- _Prompt_: Transcribe each record below word for word.

········

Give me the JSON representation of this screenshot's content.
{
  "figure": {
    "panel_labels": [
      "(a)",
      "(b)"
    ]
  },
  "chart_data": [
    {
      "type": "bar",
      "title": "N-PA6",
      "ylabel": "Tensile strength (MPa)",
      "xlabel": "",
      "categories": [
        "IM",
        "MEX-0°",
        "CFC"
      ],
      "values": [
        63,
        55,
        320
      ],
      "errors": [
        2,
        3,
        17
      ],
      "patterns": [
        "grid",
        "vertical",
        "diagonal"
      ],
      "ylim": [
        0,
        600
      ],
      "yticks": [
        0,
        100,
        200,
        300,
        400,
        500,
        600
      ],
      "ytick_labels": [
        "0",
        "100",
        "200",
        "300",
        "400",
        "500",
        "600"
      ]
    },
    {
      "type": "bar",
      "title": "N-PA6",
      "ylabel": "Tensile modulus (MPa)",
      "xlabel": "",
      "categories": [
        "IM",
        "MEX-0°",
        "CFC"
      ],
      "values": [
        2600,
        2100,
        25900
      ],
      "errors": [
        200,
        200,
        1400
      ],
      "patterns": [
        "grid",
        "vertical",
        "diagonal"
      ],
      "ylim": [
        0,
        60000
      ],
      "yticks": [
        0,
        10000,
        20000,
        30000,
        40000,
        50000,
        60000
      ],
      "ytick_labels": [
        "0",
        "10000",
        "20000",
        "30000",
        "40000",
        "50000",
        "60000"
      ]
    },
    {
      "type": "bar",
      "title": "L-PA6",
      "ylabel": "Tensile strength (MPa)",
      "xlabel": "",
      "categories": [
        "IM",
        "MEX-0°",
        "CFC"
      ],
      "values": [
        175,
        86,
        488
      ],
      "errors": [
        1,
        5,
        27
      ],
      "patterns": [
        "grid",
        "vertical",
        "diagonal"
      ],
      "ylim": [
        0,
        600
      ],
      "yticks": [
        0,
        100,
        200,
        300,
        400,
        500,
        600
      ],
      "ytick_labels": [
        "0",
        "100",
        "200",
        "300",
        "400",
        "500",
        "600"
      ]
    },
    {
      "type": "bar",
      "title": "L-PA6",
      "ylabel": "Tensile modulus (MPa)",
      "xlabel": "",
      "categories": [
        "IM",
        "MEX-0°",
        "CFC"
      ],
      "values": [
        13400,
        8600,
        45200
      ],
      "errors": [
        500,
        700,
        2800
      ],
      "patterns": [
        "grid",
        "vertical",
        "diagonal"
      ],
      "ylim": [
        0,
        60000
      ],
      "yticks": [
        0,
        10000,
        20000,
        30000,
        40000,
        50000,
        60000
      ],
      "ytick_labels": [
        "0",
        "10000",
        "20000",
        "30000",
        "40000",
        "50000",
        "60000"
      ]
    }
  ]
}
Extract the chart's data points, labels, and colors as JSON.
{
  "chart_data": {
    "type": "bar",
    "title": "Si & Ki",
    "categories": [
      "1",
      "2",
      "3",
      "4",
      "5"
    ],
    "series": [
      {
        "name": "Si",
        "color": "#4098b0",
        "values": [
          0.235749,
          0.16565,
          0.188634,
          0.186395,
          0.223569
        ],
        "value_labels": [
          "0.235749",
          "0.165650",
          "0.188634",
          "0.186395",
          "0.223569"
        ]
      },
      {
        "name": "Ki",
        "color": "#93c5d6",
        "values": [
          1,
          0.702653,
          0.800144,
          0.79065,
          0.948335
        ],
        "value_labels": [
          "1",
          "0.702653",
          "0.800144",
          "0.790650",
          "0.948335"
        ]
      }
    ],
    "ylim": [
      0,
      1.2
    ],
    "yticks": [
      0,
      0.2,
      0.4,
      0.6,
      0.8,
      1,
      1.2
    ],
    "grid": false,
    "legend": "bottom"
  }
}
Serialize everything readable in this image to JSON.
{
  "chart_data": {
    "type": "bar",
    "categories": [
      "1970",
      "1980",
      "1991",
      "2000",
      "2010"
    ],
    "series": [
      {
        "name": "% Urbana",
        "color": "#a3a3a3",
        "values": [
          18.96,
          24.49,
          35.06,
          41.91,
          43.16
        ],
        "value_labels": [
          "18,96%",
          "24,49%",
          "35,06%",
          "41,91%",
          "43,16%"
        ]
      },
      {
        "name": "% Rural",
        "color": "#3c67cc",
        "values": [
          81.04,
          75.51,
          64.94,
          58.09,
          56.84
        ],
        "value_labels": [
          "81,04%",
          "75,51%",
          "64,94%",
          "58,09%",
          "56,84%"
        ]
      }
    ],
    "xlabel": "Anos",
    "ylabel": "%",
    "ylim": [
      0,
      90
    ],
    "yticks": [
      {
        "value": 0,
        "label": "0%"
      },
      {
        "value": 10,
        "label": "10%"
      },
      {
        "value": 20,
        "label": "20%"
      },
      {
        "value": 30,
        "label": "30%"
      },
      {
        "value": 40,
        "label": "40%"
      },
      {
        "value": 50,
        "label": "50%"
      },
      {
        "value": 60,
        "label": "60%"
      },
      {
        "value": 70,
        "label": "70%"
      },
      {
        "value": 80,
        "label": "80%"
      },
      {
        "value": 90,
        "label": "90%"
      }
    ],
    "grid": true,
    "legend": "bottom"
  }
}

········

- _Output of the task_:
Give me the JSON representation of this screenshot's content.
{
  "figure": {
    "panel_labels": [
      "(a)",
      "(b)"
    ]
  },
  "chart_data": [
    {
      "type": "bar",
      "title": "N-PA6",
      "ylabel": "Tensile strength (MPa)",
      "xlabel": "",
      "categories": [
        "IM",
        "MEX-0°",
        "CFC"
      ],
      "values": [
        63,
        55,
        320
      ],
      "errors": [
        2,
        3,
        17
      ],
      "patterns": [
        "grid",
        "vertical",
        "diagonal"
      ],
      "ylim": [
        0,
        600
      ],
      "yticks": [
        0,
        100,
        200,
        300,
        400,
        500,
        600
      ],
      "ytick_labels": [
        "0",
        "100",
        "200",
        "300",
        "400",
        "500",
        "600"
      ]
    },
    {
      "type": "bar",
      "title": "N-PA6",
      "ylabel": "Tensile modulus (MPa)",
      "xlabel": "",
      "categories": [
        "IM",
        "MEX-0°",
        "CFC"
      ],
      "values": [
        2600,
        2100,
        25900
      ],
      "errors": [
        200,
        200,
        1400
      ],
      "patterns": [
        "grid",
        "vertical",
        "diagonal"
      ],
      "ylim": [
        0,
        60000
      ],
      "yticks": [
        0,
        10000,
        20000,
        30000,
        40000,
        50000,
        60000
      ],
      "ytick_labels": [
        "0",
        "10000",
        "20000",
        "30000",
        "40000",
        "50000",
        "60000"
      ]
    },
    {
      "type": "bar",
      "title": "L-PA6",
      "ylabel": "Tensile strength (MPa)",
      "xlabel": "",
      "categories": [
        "IM",
        "MEX-0°",
        "CFC"
      ],
      "values": [
        175,
        86,
        488
      ],
      "errors": [
        1,
        5,
        27
      ],
      "patterns": [
        "grid",
        "vertical",
        "diagonal"
      ],
      "ylim": [
        0,
        600
      ],
      "yticks": [
        0,
        100,
        200,
        300,
        400,
        500,
        600
      ],
      "ytick_labels": [
        "0",
        "100",
        "200",
        "300",
        "400",
        "500",
        "600"
      ]
    },
    {
      "type": "bar",
      "title": "L-PA6",
      "ylabel": "Tensile modulus (MPa)",
      "xlabel": "",
      "categories": [
        "IM",
        "MEX-0°",
        "CFC"
      ],
      "values": [
        13400,
        8600,
        45200
      ],
      "errors": [
        500,
        700,
        2800
      ],
      "patterns": [
        "grid",
        "vertical",
        "diagonal"
      ],
      "ylim": [
        0,
        60000
      ],
      "yticks": [
        0,
        10000,
        20000,
        30000,
        40000,
        50000,
        60000
      ],
      "ytick_labels": [
        "0",
        "10000",
        "20000",
        "30000",
        "40000",
        "50000",
        "60000"
      ]
    }
  ]
}
Extract the chart's data points, labels, and colors as JSON.
{
  "chart_data": {
    "type": "bar",
    "title": "Si & Ki",
    "categories": [
      "1",
      "2",
      "3",
      "4",
      "5"
    ],
    "series": [
      {
        "name": "Si",
        "color": "#4098b0",
        "values": [
          0.235749,
          0.16565,
          0.188634,
          0.186395,
          0.223569
        ],
        "value_labels": [
          "0.235749",
          "0.165650",
          "0.188634",
          "0.186395",
          "0.223569"
        ]
      },
      {
        "name": "Ki",
        "color": "#93c5d6",
        "values": [
          1,
          0.702653,
          0.800144,
          0.79065,
          0.948335
        ],
        "value_labels": [
          "1",
          "0.702653",
          "0.800144",
          "0.790650",
          "0.948335"
        ]
      }
    ],
    "ylim": [
      0,
      1.2
    ],
    "yticks": [
      0,
      0.2,
      0.4,
      0.6,
      0.8,
      1,
      1.2
    ],
    "grid": false,
    "legend": "bottom"
  }
}
Serialize everything readable in this image to JSON.
{
  "chart_data": {
    "type": "bar",
    "categories": [
      "1970",
      "1980",
      "1991",
      "2000",
      "2010"
    ],
    "series": [
      {
        "name": "% Urbana",
        "color": "#a3a3a3",
        "values": [
          18.96,
          24.49,
          35.06,
          41.91,
          43.16
        ],
        "value_labels": [
          "18,96%",
          "24,49%",
          "35,06%",
          "41,91%",
          "43,16%"
        ]
      },
      {
        "name": "% Rural",
        "color": "#3c67cc",
        "values": [
          81.04,
          75.51,
          64.94,
          58.09,
          56.84
        ],
        "value_labels": [
          "81,04%",
          "75,51%",
          "64,94%",
          "58,09%",
          "56,84%"
        ]
      }
    ],
    "xlabel": "Anos",
    "ylabel": "%",
    "ylim": [
      0,
      90
    ],
    "yticks": [
      {
        "value": 0,
        "label": "0%"
      },
      {
        "value": 10,
        "label": "10%"
      },
      {
        "value": 20,
        "label": "20%"
      },
      {
        "value": 30,
        "label": "30%"
      },
      {
        "value": 40,
        "label": "40%"
      },
      {
        "value": 50,
        "label": "50%"
      },
      {
        "value": 60,
        "label": "60%"
      },
      {
        "value": 70,
        "label": "70%"
      },
      {
        "value": 80,
        "label": "80%"
      },
      {
        "value": 90,
        "label": "90%"
      }
    ],
    "grid": true,
    "legend": "bottom"
  }
}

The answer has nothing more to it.